#### [READING TEXT]

================

George, the Atona Oodua of Yorubaland, made this plea at an interactive session with newsmen on Wednesday in Lagos.

The price of Premium Motor Spirit, popularly known as petrol, is currently above N1,000 per litre.

According to the elder statesman,Nigerians  are going through hardship, the President should give an order to reduce fuel price, specifying time frame the people will enjoy such window of relief.

He said that the federal government as well as well- meaning individuals and businesses could bear the cost of such price slash , to bring happiness to all Nigerians.

The PDP leader, who noted that December and January are  special months , said that such gesture could start from the  middle of December and run through January.

“I have been thinking, as a Nigerian, what can we do because the anger and the hunger are almost equal on the streets of Nigeria.

“What am I suggesting is that Mr President should sit down with his managers and give an order that from the middle of December to the end of January, the cost of petrol will be N300 per litre.

================

#### [THE REQUEST]
Reproduce the fuel price text between "George, the Atona" and "to all Nigerians.", inclusive, substituting "journalists" for "newsmen".

#### [SUPPLIED MATERIAL]
================

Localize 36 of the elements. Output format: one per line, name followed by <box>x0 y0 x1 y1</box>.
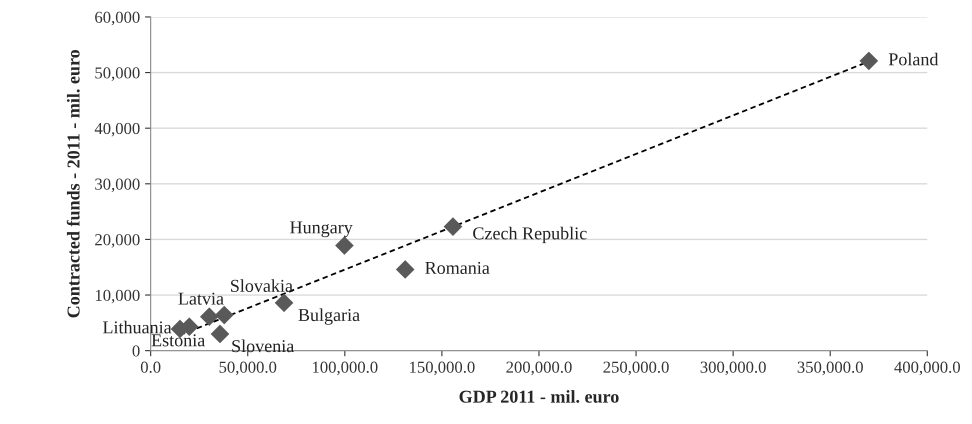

================

#### [RESULT]
George, the Atona Oodua of Yorubaland, made this plea at an interactive session with journalists on Wednesday in Lagos.

The price of Premium Motor Spirit, popularly known as petrol, is currently above N1,000 per litre.

According to the elder statesman,Nigerians  are going through hardship, the President should give an order to reduce fuel price, specifying time frame the people will enjoy such window of relief.

He said that the federal government as well as well- meaning individuals and businesses could bear the cost of such price slash , to bring happiness to all Nigerians.